■ **Request**
The entire listing is to be repeated verbatim.

■ **Input**
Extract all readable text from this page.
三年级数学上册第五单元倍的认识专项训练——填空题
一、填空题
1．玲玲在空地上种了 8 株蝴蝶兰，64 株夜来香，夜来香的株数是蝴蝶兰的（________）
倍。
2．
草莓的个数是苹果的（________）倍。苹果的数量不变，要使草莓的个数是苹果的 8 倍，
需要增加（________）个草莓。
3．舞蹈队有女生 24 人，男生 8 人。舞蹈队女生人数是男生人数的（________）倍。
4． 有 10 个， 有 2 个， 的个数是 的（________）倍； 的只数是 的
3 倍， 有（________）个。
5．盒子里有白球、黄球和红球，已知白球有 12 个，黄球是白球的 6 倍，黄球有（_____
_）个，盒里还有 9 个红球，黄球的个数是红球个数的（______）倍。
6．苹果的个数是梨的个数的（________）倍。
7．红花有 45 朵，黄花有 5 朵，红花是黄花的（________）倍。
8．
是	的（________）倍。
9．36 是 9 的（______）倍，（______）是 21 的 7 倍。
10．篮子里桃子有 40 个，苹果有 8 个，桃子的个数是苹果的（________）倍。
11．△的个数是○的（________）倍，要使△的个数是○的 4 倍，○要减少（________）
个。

■ **Response**
Extract all readable text from this page.
三年级数学上册第五单元倍的认识专项训练——填空题
一、填空题
1．玲玲在空地上种了 8 株蝴蝶兰，64 株夜来香，夜来香的株数是蝴蝶兰的（________）
倍。
2．
草莓的个数是苹果的（________）倍。苹果的数量不变，要使草莓的个数是苹果的 8 倍，
需要增加（________）个草莓。
3．舞蹈队有女生 24 人，男生 8 人。舞蹈队女生人数是男生人数的（________）倍。
4． 有 10 个， 有 2 个， 的个数是 的（________）倍； 的只数是 的
3 倍， 有（________）个。
5．盒子里有白球、黄球和红球，已知白球有 12 个，黄球是白球的 6 倍，黄球有（_____
_）个，盒里还有 9 个红球，黄球的个数是红球个数的（______）倍。
6．苹果的个数是梨的个数的（________）倍。
7．红花有 45 朵，黄花有 5 朵，红花是黄花的（________）倍。
8．
是	的（________）倍。
9．36 是 9 的（______）倍，（______）是 21 的 7 倍。
10．篮子里桃子有 40 个，苹果有 8 个，桃子的个数是苹果的（________）倍。
11．△的个数是○的（________）倍，要使△的个数是○的 4 倍，○要减少（________）
个。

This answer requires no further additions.